Spot every line with the word "JSON" and return it.

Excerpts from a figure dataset
■ ■ ■ ■ ■
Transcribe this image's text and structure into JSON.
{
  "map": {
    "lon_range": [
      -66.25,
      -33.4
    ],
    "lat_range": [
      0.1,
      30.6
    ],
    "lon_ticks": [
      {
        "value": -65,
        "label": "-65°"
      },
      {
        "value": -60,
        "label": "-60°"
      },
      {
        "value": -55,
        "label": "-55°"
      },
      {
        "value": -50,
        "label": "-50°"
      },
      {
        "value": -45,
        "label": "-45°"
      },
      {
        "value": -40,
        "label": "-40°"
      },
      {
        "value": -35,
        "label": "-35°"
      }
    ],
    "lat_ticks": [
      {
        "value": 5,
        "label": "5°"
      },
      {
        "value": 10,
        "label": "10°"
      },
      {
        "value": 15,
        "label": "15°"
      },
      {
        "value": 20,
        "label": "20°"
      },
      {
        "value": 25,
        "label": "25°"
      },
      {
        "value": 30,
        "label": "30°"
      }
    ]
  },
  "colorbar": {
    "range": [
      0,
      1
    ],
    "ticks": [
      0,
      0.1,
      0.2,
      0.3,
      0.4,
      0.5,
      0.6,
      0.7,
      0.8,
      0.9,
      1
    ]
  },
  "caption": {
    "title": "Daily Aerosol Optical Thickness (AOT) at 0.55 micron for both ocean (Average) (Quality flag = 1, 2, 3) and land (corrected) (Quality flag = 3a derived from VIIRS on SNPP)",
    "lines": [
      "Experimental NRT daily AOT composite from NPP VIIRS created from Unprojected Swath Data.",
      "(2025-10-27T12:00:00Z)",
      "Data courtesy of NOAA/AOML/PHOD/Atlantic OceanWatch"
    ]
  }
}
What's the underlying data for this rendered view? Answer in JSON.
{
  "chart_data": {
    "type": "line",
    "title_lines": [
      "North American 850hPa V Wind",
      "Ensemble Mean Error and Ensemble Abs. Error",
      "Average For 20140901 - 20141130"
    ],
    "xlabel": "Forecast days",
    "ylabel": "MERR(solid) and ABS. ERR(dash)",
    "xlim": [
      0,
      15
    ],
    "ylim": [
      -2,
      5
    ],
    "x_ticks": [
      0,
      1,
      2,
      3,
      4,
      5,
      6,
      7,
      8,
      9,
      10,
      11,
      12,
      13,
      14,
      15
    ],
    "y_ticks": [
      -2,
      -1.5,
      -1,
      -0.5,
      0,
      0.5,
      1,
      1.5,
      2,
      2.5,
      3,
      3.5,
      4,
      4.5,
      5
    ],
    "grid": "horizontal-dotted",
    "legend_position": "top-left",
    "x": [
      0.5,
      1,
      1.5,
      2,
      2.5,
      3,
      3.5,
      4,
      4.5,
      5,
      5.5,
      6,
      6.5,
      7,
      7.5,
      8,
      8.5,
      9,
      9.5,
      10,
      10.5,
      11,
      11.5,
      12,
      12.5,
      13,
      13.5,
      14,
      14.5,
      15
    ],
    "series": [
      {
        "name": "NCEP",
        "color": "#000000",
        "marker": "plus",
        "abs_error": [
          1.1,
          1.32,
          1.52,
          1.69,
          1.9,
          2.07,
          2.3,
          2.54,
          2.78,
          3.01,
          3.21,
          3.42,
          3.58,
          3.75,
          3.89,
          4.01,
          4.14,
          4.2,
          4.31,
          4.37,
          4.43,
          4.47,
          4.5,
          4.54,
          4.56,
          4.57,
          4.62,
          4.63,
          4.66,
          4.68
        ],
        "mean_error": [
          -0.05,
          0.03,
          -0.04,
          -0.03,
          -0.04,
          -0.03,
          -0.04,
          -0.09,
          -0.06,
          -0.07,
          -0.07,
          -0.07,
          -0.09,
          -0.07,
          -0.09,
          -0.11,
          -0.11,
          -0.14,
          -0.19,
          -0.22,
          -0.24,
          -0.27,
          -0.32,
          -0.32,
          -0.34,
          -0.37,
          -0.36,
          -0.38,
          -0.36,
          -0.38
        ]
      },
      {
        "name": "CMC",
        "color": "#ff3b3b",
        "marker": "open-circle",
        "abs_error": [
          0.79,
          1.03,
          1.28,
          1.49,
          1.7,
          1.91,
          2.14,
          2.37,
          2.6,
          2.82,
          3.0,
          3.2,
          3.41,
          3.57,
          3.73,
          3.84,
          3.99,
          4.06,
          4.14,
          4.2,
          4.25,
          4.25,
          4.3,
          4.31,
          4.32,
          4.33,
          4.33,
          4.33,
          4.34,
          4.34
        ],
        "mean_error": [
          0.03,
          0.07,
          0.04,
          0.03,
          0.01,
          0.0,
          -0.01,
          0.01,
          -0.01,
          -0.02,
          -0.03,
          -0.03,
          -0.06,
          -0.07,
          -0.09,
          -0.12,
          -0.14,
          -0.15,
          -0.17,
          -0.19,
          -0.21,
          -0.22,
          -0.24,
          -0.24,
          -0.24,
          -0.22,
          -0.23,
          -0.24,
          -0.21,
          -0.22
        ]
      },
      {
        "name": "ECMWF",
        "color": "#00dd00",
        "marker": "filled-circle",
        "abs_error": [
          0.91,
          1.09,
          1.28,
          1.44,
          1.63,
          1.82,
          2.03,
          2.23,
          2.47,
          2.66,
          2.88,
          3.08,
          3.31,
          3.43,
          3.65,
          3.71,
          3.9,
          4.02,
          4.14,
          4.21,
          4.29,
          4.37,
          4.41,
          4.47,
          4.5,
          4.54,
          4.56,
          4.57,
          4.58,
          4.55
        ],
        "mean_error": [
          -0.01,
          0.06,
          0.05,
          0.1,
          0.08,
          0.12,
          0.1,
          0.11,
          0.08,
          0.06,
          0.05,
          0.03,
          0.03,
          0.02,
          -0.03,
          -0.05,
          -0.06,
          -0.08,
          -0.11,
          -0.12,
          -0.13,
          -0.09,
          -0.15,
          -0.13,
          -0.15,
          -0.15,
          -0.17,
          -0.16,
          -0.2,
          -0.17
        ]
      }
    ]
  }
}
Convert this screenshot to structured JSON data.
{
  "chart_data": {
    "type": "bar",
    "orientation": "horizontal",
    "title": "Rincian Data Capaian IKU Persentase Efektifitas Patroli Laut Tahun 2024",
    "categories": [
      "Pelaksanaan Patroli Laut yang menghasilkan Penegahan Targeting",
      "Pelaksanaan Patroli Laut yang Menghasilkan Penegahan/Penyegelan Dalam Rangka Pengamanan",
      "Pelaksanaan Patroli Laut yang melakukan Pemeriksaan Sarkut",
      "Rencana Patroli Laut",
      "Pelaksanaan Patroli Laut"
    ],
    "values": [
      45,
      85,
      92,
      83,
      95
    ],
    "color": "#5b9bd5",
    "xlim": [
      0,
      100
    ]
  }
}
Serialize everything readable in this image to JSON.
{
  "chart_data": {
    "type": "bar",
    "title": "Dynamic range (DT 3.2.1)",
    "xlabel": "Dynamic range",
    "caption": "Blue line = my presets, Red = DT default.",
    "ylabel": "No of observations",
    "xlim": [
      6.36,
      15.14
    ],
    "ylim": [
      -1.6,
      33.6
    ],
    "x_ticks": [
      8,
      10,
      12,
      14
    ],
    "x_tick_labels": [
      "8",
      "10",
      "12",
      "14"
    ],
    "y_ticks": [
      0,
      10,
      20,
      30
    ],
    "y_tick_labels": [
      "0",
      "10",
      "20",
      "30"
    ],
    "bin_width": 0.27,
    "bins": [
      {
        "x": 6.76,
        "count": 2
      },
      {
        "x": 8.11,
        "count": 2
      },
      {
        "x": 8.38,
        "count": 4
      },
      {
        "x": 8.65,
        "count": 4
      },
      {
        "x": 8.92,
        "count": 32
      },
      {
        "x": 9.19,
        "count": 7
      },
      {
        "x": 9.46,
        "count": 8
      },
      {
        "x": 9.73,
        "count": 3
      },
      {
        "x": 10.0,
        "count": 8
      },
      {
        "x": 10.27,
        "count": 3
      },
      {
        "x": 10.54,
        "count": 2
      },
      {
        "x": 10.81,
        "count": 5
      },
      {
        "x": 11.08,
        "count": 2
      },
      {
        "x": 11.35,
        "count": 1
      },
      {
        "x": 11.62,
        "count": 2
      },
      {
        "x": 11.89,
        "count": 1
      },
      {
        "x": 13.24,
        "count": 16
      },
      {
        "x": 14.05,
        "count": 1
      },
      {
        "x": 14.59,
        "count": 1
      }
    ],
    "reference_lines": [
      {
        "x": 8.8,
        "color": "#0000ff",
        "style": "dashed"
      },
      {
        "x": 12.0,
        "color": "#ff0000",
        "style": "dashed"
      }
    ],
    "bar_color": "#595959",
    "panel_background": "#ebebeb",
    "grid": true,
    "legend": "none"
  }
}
■ ■ ■ ■ ■
* Completed task:
Transcribe this image's text and structure into JSON.
What's the underlying data for this rendered view? Answer in JSON.
Convert this screenshot to structured JSON data.
Serialize everything readable in this image to JSON.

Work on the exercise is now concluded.